> WHAT TO PRODUCE
Write out the listing beneath this instruction in its entirety, exactly as it reads.

> SOURCE RECORDS
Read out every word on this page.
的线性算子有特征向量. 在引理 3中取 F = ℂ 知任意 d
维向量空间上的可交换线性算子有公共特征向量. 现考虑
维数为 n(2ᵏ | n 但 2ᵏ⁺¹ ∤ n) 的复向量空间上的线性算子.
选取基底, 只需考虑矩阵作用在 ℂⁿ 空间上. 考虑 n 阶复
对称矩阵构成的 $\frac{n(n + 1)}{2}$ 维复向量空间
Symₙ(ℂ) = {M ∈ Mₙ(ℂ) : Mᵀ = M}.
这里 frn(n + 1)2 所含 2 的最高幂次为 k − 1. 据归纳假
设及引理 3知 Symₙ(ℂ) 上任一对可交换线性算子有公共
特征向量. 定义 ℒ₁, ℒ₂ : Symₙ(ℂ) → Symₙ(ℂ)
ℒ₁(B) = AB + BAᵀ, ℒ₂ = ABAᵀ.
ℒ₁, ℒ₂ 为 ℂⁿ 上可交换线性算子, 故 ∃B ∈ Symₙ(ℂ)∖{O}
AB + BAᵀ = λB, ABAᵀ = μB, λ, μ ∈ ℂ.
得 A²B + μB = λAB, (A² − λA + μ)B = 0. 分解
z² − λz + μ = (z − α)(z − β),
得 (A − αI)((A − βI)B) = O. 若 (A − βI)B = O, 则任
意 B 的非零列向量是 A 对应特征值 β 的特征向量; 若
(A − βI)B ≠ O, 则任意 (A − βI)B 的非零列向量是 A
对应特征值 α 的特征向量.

> SOLUTION FOR THIS EXERCISE
Read out every word on this page.
的线性算子有特征向量. 在引理 3中取 F = ℂ 知任意 d
维向量空间上的可交换线性算子有公共特征向量. 现考虑
维数为 n(2ᵏ | n 但 2ᵏ⁺¹ ∤ n) 的复向量空间上的线性算子.
选取基底, 只需考虑矩阵作用在 ℂⁿ 空间上. 考虑 n 阶复
对称矩阵构成的 $\frac{n(n + 1)}{2}$ 维复向量空间
Symₙ(ℂ) = {M ∈ Mₙ(ℂ) : Mᵀ = M}.
这里 frn(n + 1)2 所含 2 的最高幂次为 k − 1. 据归纳假
设及引理 3知 Symₙ(ℂ) 上任一对可交换线性算子有公共
特征向量. 定义 ℒ₁, ℒ₂ : Symₙ(ℂ) → Symₙ(ℂ)
ℒ₁(B) = AB + BAᵀ, ℒ₂ = ABAᵀ.
ℒ₁, ℒ₂ 为 ℂⁿ 上可交换线性算子, 故 ∃B ∈ Symₙ(ℂ)∖{O}
AB + BAᵀ = λB, ABAᵀ = μB, λ, μ ∈ ℂ.
得 A²B + μB = λAB, (A² − λA + μ)B = 0. 分解
z² − λz + μ = (z − α)(z − β),
得 (A − αI)((A − βI)B) = O. 若 (A − βI)B = O, 则任
意 B 的非零列向量是 A 对应特征值 β 的特征向量; 若
(A − βI)B ≠ O, 则任意 (A − βI)B 的非零列向量是 A
对应特征值 α 的特征向量.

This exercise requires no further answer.